Figure dataset records

** Begin **

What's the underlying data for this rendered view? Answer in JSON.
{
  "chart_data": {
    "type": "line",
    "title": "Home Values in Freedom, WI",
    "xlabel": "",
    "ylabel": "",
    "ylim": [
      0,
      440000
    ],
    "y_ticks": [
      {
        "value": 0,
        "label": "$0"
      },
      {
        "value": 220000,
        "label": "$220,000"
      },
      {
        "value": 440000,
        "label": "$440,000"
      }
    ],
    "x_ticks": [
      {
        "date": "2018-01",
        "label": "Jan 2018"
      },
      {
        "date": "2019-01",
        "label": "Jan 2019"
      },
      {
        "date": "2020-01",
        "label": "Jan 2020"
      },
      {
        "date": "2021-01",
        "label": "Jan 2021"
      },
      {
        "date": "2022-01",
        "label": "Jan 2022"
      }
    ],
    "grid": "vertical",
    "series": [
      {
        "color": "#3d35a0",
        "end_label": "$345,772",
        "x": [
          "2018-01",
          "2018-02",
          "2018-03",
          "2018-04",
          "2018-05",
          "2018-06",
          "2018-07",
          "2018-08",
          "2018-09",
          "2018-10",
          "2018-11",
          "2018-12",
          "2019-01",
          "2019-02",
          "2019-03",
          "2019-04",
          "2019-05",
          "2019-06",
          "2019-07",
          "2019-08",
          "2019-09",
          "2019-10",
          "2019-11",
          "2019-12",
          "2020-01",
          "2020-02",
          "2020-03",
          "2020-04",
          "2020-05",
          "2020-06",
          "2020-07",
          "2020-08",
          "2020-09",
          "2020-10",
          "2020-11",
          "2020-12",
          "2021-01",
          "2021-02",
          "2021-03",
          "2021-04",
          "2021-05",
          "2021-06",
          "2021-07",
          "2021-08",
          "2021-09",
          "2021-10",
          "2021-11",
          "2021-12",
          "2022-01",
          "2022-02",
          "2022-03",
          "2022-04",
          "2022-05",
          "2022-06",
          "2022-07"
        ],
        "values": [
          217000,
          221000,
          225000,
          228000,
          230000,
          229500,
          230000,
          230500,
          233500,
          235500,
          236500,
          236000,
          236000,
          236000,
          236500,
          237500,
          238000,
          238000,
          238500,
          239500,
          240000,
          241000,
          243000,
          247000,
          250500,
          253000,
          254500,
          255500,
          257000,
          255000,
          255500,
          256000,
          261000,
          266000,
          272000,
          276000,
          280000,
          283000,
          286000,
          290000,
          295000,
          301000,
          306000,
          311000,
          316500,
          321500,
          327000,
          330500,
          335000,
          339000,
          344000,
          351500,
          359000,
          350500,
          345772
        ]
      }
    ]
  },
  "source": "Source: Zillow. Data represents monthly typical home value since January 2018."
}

** End **
** Begin **

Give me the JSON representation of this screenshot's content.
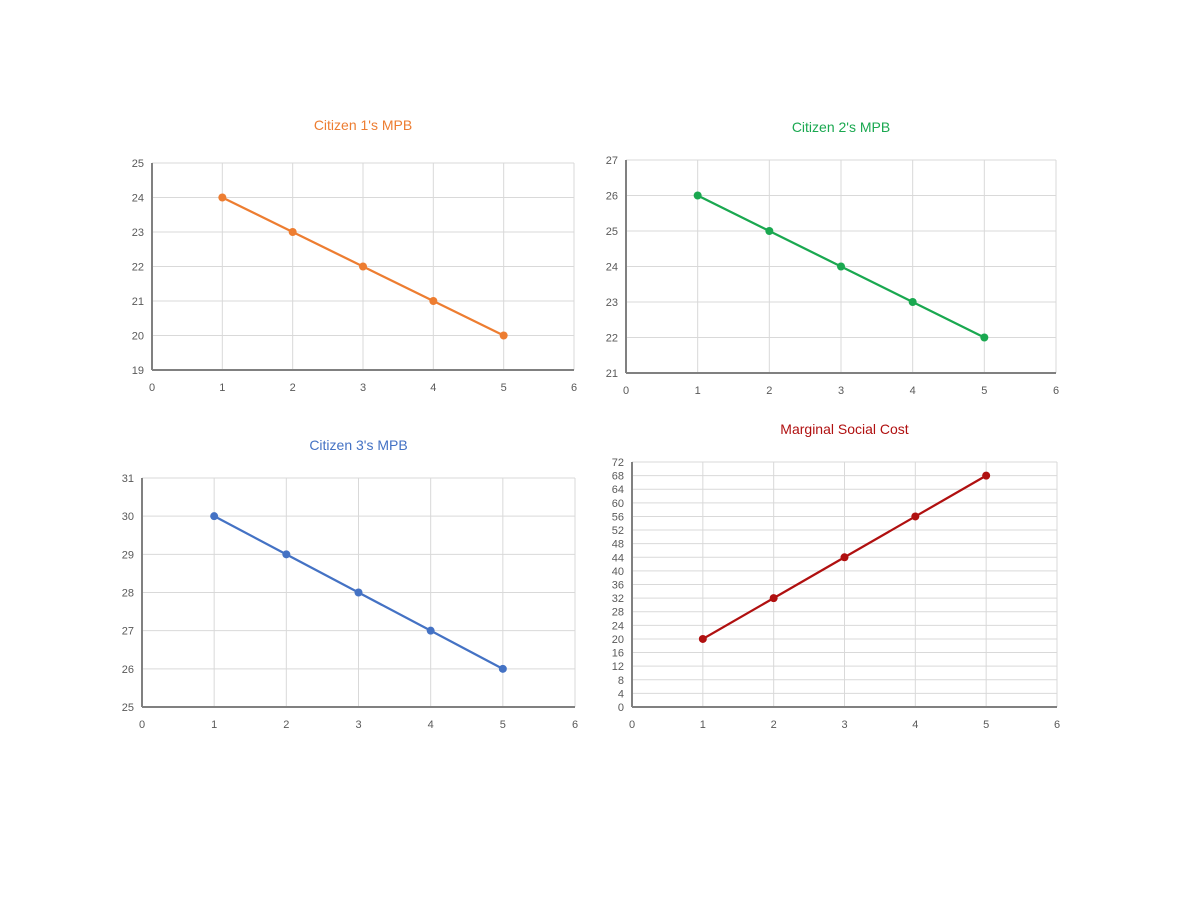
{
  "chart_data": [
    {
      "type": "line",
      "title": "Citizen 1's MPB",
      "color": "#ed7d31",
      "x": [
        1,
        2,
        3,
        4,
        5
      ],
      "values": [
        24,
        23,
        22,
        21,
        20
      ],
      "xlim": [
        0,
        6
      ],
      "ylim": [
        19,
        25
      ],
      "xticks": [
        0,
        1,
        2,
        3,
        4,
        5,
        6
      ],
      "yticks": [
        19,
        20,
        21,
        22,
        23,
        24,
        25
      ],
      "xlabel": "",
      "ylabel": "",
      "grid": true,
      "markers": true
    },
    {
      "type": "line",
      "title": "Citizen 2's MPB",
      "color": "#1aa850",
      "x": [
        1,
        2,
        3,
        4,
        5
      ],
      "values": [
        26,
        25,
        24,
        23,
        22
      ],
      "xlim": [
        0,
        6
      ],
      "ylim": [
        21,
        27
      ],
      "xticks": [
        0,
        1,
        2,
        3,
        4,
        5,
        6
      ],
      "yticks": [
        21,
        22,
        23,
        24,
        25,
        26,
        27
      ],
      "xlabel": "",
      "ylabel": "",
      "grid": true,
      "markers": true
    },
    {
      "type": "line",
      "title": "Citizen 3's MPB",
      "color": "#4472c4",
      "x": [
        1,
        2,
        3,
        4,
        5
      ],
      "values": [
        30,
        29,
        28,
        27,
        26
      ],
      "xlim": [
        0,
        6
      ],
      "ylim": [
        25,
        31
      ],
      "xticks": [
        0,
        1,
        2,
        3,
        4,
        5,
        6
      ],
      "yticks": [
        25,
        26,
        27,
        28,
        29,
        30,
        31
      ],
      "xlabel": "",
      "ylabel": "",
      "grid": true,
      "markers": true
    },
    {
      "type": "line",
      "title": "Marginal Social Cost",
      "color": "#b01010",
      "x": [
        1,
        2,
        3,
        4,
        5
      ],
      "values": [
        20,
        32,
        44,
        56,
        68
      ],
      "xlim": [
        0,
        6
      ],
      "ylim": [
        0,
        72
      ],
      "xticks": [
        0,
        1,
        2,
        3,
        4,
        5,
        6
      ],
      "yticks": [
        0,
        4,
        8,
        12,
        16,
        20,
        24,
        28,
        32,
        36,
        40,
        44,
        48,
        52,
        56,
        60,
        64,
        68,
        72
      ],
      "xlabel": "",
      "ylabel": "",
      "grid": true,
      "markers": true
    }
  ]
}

** End **
** Begin **

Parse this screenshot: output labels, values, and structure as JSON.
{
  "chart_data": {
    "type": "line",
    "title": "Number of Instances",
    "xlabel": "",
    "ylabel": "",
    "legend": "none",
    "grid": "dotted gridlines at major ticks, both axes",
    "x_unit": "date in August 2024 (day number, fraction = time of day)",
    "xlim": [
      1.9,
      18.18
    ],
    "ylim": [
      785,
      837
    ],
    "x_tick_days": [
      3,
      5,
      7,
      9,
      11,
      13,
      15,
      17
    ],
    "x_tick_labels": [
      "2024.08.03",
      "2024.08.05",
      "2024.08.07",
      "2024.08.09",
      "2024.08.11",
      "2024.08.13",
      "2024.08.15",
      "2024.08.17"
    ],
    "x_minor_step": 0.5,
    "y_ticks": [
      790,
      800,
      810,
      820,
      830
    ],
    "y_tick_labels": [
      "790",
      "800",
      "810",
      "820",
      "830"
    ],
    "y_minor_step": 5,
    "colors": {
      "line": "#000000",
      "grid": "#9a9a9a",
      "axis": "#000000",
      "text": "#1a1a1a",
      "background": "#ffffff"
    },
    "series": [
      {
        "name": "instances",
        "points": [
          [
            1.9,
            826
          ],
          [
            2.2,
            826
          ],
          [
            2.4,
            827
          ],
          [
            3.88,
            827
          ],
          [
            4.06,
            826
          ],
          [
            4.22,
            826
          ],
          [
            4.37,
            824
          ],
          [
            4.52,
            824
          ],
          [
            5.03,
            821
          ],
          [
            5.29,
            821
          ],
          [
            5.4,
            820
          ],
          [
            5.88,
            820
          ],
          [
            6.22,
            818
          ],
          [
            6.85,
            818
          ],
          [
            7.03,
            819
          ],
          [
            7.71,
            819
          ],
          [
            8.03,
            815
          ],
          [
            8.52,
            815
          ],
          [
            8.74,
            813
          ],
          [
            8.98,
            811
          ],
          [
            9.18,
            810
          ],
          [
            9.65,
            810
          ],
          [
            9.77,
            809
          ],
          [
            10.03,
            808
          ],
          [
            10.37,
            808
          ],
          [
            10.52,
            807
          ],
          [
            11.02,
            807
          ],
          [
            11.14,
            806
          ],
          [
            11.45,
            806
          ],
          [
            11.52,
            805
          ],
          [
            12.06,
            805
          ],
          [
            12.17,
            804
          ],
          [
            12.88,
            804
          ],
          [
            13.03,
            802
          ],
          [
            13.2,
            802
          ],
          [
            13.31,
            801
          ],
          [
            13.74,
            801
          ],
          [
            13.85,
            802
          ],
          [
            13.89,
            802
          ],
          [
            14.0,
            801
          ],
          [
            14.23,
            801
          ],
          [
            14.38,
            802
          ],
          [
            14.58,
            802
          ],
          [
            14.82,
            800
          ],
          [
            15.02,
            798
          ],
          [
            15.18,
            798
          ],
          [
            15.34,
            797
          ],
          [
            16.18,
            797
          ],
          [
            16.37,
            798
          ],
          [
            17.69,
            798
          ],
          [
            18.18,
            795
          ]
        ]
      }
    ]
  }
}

** End **

The request:
In the listing, find every line containing the word "this" and list it.

Finished exercise:
What's the underlying data for this rendered view? Answer in JSON.
Give me the JSON representation of this screenshot's content.
Parse this screenshot: output labels, values, and structure as JSON.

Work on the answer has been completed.